Source records: Begin

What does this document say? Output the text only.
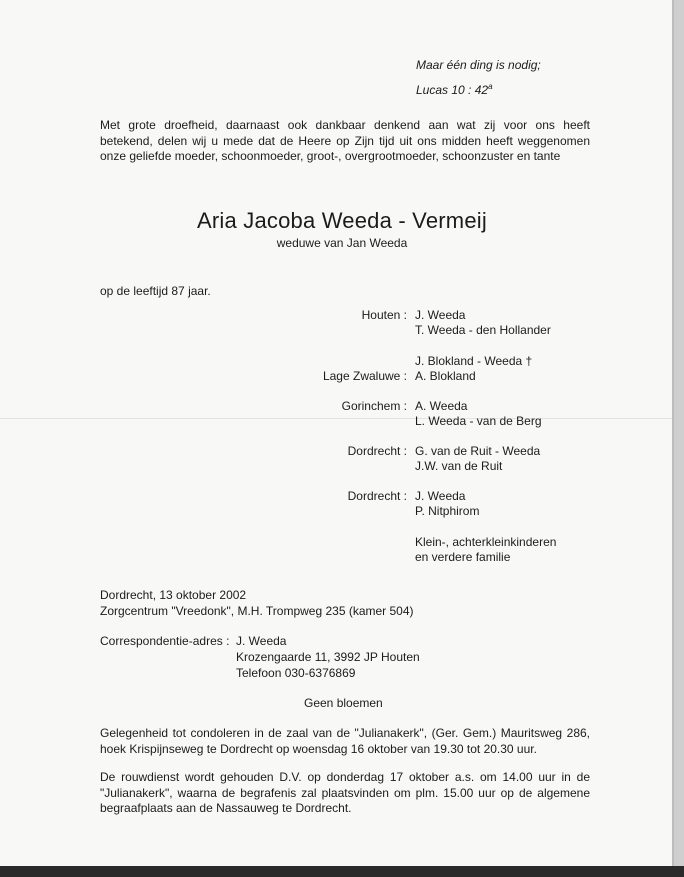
Maar één ding is nodig;
Lucas 10 : 42$^a$
Met grote droefheid, daarnaast ook dankbaar denkend aan wat zij voor ons heeft
betekend, delen wij u mede dat de Heere op Zijn tijd uit ons midden heeft weggenomen
onze geliefde moeder, schoonmoeder, groot-, overgrootmoeder, schoonzuster en tante
Aria Jacoba Weeda - Vermeij
weduwe van Jan Weeda
op de leeftijd 87 jaar.
Houten : J. Weeda
T. Weeda - den Hollander
J. Blokland - Weeda †
Lage Zwaluwe : A. Blokland
Gorinchem : A. Weeda
L. Weeda - van de Berg
Dordrecht : G. van de Ruit - Weeda
J.W. van de Ruit
Dordrecht : J. Weeda
P. Nitphirom
Klein-, achterkleinkinderen
en verdere familie
Dordrecht, 13 oktober 2002
Zorgcentrum "Vreedonk", M.H. Trompweg 235 (kamer 504)
Correspondentie-adres : J. Weeda
Krozengaarde 11, 3992 JP Houten
Telefoon 030-6376869
Geen bloemen
Gelegenheid tot condoleren in de zaal van de "Julianakerk", (Ger. Gem.) Mauritsweg 286,
hoek Krispijnseweg te Dordrecht op woensdag 16 oktober van 19.30 tot 20.30 uur.
De rouwdienst wordt gehouden D.V. op donderdag 17 oktober a.s. om 14.00 uur in de
"Julianakerk", waarna de begrafenis zal plaatsvinden om plm. 15.00 uur op de algemene
begraafplaats aan de Nassauweg te Dordrecht.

Source records: End

**Problem description**
Only lines that contain "oktober" are needed, so copy each of them from the data.

**Response for this exercise**
Dordrecht, 13 oktober 2002
hoek Krispijnseweg te Dordrecht op woensdag 16 oktober van 19.30 tot 20.30 uur.
De rouwdienst wordt gehouden D.V. op donderdag 17 oktober a.s. om 14.00 uur in de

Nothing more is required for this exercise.